## PROBLEM REQUIREMENTS
Repeat each record below exactly as given.

## INFORMATION SHOWN
-- -- --
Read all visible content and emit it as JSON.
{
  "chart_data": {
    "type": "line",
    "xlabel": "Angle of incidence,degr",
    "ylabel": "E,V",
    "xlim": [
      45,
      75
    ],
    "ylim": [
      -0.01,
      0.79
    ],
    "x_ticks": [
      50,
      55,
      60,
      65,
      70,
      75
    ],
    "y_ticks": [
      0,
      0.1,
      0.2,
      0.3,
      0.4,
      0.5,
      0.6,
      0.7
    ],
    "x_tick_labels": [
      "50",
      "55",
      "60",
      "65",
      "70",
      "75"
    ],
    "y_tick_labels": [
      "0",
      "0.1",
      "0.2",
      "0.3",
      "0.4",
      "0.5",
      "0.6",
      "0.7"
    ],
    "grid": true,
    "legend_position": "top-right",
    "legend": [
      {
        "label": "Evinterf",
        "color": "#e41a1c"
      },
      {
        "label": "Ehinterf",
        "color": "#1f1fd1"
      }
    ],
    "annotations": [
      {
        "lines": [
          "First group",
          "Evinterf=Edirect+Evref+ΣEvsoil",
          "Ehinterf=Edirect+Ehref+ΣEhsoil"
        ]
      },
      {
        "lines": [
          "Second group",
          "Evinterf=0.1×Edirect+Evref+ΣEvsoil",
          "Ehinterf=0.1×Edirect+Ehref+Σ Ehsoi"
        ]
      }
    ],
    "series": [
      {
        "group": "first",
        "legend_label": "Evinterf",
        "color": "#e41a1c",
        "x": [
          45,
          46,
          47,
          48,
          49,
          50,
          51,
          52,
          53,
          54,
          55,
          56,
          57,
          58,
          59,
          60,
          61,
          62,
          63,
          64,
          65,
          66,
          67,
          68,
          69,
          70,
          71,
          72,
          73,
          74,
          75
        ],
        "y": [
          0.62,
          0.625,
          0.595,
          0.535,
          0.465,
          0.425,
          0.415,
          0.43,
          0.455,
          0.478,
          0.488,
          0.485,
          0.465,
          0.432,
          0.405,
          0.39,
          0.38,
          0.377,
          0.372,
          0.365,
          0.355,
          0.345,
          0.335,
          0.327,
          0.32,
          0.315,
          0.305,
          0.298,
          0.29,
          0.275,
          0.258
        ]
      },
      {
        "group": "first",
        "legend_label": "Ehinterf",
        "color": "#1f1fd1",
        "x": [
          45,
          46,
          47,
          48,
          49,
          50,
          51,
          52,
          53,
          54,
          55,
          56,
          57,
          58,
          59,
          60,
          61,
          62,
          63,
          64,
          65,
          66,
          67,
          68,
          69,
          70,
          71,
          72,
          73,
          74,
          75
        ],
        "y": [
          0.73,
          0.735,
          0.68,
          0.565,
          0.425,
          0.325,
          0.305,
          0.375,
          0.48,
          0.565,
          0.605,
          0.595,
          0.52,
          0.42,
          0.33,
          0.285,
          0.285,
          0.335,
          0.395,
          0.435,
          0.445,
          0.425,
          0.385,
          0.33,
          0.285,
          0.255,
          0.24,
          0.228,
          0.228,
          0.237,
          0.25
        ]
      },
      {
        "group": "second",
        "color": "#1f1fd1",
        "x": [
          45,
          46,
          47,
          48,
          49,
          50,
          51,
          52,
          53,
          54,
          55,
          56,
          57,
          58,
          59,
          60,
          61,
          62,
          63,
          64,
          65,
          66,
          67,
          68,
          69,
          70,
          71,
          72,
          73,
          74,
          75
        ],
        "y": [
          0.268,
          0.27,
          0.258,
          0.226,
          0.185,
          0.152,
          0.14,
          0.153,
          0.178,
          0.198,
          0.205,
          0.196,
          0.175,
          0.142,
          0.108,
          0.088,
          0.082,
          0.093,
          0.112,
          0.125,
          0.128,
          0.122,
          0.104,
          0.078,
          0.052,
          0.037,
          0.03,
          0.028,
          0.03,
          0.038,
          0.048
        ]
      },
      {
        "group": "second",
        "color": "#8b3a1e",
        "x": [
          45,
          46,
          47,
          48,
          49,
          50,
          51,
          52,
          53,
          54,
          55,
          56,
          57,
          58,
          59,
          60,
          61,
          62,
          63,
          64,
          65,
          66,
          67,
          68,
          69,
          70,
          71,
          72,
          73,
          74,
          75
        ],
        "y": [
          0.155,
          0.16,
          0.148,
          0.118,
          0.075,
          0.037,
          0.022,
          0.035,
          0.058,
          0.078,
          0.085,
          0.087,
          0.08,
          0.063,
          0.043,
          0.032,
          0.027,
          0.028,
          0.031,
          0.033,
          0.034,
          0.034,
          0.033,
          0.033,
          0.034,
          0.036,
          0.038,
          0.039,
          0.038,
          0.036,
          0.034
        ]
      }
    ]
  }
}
-- -- --
## TASK RESPONSE
Read all visible content and emit it as JSON.
{
  "chart_data": {
    "type": "line",
    "xlabel": "Angle of incidence,degr",
    "ylabel": "E,V",
    "xlim": [
      45,
      75
    ],
    "ylim": [
      -0.01,
      0.79
    ],
    "x_ticks": [
      50,
      55,
      60,
      65,
      70,
      75
    ],
    "y_ticks": [
      0,
      0.1,
      0.2,
      0.3,
      0.4,
      0.5,
      0.6,
      0.7
    ],
    "x_tick_labels": [
      "50",
      "55",
      "60",
      "65",
      "70",
      "75"
    ],
    "y_tick_labels": [
      "0",
      "0.1",
      "0.2",
      "0.3",
      "0.4",
      "0.5",
      "0.6",
      "0.7"
    ],
    "grid": true,
    "legend_position": "top-right",
    "legend": [
      {
        "label": "Evinterf",
        "color": "#e41a1c"
      },
      {
        "label": "Ehinterf",
        "color": "#1f1fd1"
      }
    ],
    "annotations": [
      {
        "lines": [
          "First group",
          "Evinterf=Edirect+Evref+ΣEvsoil",
          "Ehinterf=Edirect+Ehref+ΣEhsoil"
        ]
      },
      {
        "lines": [
          "Second group",
          "Evinterf=0.1×Edirect+Evref+ΣEvsoil",
          "Ehinterf=0.1×Edirect+Ehref+Σ Ehsoi"
        ]
      }
    ],
    "series": [
      {
        "group": "first",
        "legend_label": "Evinterf",
        "color": "#e41a1c",
        "x": [
          45,
          46,
          47,
          48,
          49,
          50,
          51,
          52,
          53,
          54,
          55,
          56,
          57,
          58,
          59,
          60,
          61,
          62,
          63,
          64,
          65,
          66,
          67,
          68,
          69,
          70,
          71,
          72,
          73,
          74,
          75
        ],
        "y": [
          0.62,
          0.625,
          0.595,
          0.535,
          0.465,
          0.425,
          0.415,
          0.43,
          0.455,
          0.478,
          0.488,
          0.485,
          0.465,
          0.432,
          0.405,
          0.39,
          0.38,
          0.377,
          0.372,
          0.365,
          0.355,
          0.345,
          0.335,
          0.327,
          0.32,
          0.315,
          0.305,
          0.298,
          0.29,
          0.275,
          0.258
        ]
      },
      {
        "group": "first",
        "legend_label": "Ehinterf",
        "color": "#1f1fd1",
        "x": [
          45,
          46,
          47,
          48,
          49,
          50,
          51,
          52,
          53,
          54,
          55,
          56,
          57,
          58,
          59,
          60,
          61,
          62,
          63,
          64,
          65,
          66,
          67,
          68,
          69,
          70,
          71,
          72,
          73,
          74,
          75
        ],
        "y": [
          0.73,
          0.735,
          0.68,
          0.565,
          0.425,
          0.325,
          0.305,
          0.375,
          0.48,
          0.565,
          0.605,
          0.595,
          0.52,
          0.42,
          0.33,
          0.285,
          0.285,
          0.335,
          0.395,
          0.435,
          0.445,
          0.425,
          0.385,
          0.33,
          0.285,
          0.255,
          0.24,
          0.228,
          0.228,
          0.237,
          0.25
        ]
      },
      {
        "group": "second",
        "color": "#1f1fd1",
        "x": [
          45,
          46,
          47,
          48,
          49,
          50,
          51,
          52,
          53,
          54,
          55,
          56,
          57,
          58,
          59,
          60,
          61,
          62,
          63,
          64,
          65,
          66,
          67,
          68,
          69,
          70,
          71,
          72,
          73,
          74,
          75
        ],
        "y": [
          0.268,
          0.27,
          0.258,
          0.226,
          0.185,
          0.152,
          0.14,
          0.153,
          0.178,
          0.198,
          0.205,
          0.196,
          0.175,
          0.142,
          0.108,
          0.088,
          0.082,
          0.093,
          0.112,
          0.125,
          0.128,
          0.122,
          0.104,
          0.078,
          0.052,
          0.037,
          0.03,
          0.028,
          0.03,
          0.038,
          0.048
        ]
      },
      {
        "group": "second",
        "color": "#8b3a1e",
        "x": [
          45,
          46,
          47,
          48,
          49,
          50,
          51,
          52,
          53,
          54,
          55,
          56,
          57,
          58,
          59,
          60,
          61,
          62,
          63,
          64,
          65,
          66,
          67,
          68,
          69,
          70,
          71,
          72,
          73,
          74,
          75
        ],
        "y": [
          0.155,
          0.16,
          0.148,
          0.118,
          0.075,
          0.037,
          0.022,
          0.035,
          0.058,
          0.078,
          0.085,
          0.087,
          0.08,
          0.063,
          0.043,
          0.032,
          0.027,
          0.028,
          0.031,
          0.033,
          0.034,
          0.034,
          0.033,
          0.033,
          0.034,
          0.036,
          0.038,
          0.039,
          0.038,
          0.036,
          0.034
        ]
      }
    ]
  }
}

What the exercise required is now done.